• [ENTRIES SUPPLIED]

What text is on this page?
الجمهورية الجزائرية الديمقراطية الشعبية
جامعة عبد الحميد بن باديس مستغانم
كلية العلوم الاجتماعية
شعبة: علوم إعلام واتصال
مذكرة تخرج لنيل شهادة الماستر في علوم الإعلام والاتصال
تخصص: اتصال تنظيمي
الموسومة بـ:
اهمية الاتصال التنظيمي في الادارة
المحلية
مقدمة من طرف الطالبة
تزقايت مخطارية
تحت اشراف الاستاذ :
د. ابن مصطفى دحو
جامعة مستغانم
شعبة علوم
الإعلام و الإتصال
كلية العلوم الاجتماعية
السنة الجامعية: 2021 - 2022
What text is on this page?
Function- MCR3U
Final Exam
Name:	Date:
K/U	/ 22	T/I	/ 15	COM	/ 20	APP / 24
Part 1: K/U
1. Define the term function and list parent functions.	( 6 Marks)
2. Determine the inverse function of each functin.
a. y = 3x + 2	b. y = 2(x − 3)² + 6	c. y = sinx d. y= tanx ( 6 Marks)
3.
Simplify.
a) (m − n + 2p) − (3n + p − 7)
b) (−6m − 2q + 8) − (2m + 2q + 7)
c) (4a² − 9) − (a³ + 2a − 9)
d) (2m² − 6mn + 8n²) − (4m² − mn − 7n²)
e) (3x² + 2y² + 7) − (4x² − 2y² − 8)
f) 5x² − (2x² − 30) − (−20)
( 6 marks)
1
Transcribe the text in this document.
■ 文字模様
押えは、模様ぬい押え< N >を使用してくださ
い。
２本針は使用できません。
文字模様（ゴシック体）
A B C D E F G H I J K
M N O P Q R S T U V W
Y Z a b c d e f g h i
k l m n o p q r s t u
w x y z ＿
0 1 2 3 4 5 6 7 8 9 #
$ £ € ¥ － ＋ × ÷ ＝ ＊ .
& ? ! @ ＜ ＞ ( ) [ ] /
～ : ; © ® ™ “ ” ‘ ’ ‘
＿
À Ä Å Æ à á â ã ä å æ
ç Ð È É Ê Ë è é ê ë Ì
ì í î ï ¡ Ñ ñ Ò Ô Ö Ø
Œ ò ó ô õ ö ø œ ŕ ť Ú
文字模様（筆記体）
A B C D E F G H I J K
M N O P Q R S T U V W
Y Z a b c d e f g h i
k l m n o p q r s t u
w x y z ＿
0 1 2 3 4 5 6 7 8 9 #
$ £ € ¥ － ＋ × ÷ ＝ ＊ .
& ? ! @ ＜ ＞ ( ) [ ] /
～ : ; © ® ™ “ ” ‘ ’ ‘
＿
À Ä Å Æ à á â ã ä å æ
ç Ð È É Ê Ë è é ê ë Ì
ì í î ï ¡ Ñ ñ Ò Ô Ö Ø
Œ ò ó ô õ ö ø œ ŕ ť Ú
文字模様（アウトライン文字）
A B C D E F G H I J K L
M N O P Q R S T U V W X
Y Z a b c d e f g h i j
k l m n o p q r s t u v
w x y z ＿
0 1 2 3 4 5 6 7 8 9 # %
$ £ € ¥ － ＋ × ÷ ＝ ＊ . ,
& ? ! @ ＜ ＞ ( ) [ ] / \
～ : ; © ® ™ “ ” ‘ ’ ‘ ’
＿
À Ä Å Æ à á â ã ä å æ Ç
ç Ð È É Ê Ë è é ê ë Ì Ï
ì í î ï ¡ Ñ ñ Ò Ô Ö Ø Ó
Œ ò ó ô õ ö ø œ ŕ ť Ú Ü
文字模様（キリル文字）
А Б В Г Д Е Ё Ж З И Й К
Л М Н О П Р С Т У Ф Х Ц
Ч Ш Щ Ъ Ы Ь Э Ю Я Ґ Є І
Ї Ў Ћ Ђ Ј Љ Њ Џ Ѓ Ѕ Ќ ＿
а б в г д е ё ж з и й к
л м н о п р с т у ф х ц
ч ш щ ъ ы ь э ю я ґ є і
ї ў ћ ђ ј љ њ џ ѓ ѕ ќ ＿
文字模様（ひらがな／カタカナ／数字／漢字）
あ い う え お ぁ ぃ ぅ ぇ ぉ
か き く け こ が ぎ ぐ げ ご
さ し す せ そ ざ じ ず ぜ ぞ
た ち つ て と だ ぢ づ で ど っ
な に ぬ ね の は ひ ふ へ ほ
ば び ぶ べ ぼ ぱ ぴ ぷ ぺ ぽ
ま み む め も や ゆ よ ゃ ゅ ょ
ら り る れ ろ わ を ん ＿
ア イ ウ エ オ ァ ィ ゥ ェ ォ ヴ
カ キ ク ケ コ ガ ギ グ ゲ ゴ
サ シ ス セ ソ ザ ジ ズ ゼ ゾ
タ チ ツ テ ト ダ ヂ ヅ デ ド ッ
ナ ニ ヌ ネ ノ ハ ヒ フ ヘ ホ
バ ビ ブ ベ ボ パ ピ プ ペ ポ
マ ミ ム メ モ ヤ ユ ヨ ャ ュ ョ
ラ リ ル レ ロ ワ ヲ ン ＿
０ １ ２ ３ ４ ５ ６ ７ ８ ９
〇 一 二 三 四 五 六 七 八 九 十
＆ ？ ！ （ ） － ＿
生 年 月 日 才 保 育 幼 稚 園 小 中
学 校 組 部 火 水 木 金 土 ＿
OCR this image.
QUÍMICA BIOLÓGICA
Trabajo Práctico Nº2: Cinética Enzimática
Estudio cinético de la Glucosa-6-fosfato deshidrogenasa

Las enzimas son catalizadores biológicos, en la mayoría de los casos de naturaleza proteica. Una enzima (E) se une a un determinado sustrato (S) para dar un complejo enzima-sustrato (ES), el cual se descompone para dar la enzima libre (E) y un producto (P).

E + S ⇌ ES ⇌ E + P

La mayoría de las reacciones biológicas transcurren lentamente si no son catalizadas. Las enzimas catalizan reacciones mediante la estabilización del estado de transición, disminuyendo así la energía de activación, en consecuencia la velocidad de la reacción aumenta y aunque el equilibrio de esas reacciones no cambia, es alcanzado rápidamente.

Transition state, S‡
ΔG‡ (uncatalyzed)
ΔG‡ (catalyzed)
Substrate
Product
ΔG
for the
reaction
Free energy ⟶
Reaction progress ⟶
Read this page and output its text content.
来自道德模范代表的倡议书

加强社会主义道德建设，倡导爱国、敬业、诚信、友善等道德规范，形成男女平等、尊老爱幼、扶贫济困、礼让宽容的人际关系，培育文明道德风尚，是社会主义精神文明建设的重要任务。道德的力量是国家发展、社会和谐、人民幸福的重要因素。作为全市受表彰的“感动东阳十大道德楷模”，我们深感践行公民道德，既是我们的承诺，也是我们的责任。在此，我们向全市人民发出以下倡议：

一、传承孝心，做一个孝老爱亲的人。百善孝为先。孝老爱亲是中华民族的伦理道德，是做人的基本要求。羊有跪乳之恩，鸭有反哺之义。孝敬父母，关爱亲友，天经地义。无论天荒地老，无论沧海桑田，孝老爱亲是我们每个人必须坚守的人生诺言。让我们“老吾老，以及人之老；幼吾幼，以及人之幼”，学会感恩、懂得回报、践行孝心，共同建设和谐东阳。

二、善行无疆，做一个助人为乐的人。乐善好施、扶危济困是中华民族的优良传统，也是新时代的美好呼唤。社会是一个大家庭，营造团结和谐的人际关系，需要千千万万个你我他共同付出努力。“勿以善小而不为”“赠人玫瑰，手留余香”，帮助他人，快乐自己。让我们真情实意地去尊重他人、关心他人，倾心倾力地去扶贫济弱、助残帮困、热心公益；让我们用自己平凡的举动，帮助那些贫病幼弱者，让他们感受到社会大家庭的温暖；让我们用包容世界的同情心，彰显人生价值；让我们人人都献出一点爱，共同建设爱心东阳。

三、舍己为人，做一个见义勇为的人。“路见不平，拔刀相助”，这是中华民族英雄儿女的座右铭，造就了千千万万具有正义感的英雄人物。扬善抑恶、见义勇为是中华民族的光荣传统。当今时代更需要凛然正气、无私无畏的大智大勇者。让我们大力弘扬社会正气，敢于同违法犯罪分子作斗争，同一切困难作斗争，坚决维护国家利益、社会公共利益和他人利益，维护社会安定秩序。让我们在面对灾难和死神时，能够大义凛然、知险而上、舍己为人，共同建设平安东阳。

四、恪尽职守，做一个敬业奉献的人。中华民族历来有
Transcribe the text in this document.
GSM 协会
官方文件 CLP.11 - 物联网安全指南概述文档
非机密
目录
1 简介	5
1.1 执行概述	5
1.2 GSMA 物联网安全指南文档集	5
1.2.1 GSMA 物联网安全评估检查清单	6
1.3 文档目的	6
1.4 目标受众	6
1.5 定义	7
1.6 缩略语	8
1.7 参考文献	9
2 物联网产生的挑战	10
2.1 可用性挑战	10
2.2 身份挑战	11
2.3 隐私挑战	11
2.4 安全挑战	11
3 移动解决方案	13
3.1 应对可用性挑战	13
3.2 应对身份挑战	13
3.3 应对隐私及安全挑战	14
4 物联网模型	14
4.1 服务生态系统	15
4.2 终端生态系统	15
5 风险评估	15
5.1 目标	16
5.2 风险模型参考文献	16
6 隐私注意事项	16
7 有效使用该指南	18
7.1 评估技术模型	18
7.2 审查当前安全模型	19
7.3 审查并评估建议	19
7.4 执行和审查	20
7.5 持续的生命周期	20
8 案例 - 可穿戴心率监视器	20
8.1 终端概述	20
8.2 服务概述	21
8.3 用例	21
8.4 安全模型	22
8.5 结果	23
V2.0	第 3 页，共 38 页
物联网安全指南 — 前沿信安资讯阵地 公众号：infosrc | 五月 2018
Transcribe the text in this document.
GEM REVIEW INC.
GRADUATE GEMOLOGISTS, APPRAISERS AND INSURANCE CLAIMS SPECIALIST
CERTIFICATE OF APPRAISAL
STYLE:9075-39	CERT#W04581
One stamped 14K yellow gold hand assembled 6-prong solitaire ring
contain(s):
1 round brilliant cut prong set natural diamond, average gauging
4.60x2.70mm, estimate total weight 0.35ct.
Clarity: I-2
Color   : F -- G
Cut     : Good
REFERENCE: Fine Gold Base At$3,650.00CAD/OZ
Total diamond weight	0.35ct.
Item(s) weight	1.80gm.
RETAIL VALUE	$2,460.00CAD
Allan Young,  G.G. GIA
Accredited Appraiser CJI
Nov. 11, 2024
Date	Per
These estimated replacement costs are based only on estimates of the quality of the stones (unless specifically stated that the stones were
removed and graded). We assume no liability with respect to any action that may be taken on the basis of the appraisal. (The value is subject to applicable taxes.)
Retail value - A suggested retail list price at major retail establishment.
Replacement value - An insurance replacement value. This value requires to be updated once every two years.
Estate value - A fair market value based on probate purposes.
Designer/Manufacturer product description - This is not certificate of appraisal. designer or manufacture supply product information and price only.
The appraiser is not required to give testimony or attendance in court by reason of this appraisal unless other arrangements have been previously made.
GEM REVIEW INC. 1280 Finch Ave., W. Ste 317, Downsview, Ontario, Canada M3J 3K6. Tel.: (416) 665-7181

• [WHAT THIS TASK INVOLVES]
Find each line with the string "الإعلام" and copy it out.

• [TASK OUTPUT]
مذكرة تخرج لنيل شهادة الماستر في علوم الإعلام والاتصال
الإعلام و الإتصال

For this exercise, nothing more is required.